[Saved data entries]
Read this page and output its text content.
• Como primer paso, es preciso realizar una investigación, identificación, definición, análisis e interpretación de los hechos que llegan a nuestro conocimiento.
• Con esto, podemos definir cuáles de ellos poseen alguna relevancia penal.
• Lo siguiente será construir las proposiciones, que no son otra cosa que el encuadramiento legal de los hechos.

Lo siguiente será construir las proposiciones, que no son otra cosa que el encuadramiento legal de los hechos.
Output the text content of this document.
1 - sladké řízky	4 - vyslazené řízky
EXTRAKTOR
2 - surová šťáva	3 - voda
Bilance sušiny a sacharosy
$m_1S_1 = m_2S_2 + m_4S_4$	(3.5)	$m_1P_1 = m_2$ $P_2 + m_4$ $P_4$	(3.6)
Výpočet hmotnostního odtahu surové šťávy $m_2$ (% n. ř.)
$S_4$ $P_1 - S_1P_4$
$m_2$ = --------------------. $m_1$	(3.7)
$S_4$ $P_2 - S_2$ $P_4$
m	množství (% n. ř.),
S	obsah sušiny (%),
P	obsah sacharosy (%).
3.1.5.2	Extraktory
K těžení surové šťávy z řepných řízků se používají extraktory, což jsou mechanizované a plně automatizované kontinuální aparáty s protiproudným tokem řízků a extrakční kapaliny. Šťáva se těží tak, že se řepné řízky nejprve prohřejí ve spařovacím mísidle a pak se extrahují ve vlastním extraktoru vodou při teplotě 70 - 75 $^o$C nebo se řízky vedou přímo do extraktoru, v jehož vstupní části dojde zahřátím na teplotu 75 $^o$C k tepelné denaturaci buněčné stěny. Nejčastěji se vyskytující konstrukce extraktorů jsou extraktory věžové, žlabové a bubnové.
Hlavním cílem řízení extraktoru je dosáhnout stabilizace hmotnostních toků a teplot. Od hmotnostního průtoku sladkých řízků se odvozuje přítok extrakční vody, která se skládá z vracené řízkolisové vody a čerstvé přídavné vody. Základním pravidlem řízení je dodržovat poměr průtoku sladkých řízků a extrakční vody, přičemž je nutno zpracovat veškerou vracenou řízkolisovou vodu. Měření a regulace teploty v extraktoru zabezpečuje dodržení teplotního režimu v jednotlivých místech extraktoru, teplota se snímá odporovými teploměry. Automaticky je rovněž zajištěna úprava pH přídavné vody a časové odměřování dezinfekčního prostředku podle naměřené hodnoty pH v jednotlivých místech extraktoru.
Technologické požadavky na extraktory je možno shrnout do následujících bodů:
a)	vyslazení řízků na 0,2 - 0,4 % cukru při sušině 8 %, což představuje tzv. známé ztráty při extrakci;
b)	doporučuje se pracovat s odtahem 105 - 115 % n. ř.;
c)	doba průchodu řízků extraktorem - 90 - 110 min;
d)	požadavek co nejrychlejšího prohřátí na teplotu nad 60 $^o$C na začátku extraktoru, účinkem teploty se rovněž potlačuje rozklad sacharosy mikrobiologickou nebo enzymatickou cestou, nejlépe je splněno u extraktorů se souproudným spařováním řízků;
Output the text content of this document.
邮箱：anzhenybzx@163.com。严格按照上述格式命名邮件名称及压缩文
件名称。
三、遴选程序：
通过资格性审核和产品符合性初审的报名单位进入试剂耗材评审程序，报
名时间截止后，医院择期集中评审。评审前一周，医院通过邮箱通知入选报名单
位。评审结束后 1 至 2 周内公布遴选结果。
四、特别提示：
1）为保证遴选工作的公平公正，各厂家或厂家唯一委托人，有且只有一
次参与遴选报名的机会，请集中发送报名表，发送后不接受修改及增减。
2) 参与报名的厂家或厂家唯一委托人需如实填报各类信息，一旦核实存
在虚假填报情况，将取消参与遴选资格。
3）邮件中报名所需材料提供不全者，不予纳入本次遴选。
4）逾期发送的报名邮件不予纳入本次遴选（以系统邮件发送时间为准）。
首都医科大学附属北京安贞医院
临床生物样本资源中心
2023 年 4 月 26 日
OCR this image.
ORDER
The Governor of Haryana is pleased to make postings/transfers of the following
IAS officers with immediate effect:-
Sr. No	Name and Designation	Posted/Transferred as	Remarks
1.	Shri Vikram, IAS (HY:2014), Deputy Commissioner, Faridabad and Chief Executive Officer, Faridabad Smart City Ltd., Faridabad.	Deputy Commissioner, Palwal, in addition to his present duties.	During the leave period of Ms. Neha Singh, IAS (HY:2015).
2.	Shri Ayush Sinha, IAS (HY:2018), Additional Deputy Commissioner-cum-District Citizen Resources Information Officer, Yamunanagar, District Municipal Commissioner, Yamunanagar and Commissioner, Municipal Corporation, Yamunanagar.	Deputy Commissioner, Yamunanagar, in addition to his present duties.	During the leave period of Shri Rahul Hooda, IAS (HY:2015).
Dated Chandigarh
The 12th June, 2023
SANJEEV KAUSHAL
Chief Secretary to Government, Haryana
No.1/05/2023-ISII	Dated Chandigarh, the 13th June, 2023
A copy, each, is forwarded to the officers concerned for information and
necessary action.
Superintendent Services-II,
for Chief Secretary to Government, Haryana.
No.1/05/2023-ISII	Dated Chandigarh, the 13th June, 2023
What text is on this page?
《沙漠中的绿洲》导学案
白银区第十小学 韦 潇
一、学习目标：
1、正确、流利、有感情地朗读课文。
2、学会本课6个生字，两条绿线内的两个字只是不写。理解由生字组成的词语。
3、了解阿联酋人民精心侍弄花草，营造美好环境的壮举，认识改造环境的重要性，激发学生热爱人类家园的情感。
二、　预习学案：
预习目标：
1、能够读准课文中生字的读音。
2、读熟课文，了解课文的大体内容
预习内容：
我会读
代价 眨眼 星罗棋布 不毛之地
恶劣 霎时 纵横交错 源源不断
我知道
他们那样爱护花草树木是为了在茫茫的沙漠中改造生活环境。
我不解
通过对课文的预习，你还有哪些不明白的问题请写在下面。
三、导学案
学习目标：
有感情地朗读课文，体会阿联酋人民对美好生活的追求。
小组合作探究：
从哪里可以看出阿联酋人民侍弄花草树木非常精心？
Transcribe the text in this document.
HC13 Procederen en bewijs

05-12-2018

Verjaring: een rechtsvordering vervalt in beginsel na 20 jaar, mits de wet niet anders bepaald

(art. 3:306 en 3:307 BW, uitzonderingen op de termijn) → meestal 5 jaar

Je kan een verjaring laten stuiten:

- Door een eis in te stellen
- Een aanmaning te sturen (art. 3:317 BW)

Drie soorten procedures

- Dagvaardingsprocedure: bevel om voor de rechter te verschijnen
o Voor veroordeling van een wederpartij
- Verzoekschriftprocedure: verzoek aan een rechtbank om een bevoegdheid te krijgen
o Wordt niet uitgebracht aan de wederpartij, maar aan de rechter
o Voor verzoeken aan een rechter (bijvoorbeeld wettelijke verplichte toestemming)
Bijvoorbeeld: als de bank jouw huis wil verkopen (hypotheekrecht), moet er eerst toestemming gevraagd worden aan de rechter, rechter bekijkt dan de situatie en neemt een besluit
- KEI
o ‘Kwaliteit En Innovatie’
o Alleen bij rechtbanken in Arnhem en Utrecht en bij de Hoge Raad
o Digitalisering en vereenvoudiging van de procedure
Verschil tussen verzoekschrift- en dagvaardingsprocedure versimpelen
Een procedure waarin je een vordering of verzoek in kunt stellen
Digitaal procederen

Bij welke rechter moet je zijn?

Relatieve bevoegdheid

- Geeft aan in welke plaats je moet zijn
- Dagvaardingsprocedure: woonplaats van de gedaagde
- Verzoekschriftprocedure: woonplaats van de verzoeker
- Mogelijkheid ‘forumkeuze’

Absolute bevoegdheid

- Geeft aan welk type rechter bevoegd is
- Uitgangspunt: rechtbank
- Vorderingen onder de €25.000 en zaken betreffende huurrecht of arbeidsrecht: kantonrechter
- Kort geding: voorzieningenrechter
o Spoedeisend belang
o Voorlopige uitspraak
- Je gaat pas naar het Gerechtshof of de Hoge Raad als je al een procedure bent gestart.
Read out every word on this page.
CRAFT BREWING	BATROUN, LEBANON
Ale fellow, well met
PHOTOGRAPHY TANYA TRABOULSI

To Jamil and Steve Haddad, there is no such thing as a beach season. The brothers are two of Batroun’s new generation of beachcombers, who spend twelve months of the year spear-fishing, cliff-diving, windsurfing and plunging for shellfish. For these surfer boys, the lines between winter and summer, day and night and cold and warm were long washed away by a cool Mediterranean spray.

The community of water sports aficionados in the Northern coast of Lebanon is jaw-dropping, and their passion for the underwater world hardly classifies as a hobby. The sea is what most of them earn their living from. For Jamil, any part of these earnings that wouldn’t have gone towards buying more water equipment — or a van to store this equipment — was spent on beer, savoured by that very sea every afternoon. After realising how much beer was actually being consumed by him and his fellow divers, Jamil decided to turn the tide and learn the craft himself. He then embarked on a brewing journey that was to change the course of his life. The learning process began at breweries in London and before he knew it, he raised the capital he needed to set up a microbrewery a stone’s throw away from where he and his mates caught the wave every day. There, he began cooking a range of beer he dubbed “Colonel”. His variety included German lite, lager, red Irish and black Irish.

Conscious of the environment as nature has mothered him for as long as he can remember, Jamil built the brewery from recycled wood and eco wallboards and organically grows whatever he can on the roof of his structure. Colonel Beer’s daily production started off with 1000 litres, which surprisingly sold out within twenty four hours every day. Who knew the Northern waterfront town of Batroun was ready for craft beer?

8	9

■ THE REQUEST ■
Check each line of the records for the word "stellen" and extract those that contain it.

■ WORKED ANSWER ■
- Door een eis in te stellen
Een procedure waarin je een vordering of verzoek in kunt stellen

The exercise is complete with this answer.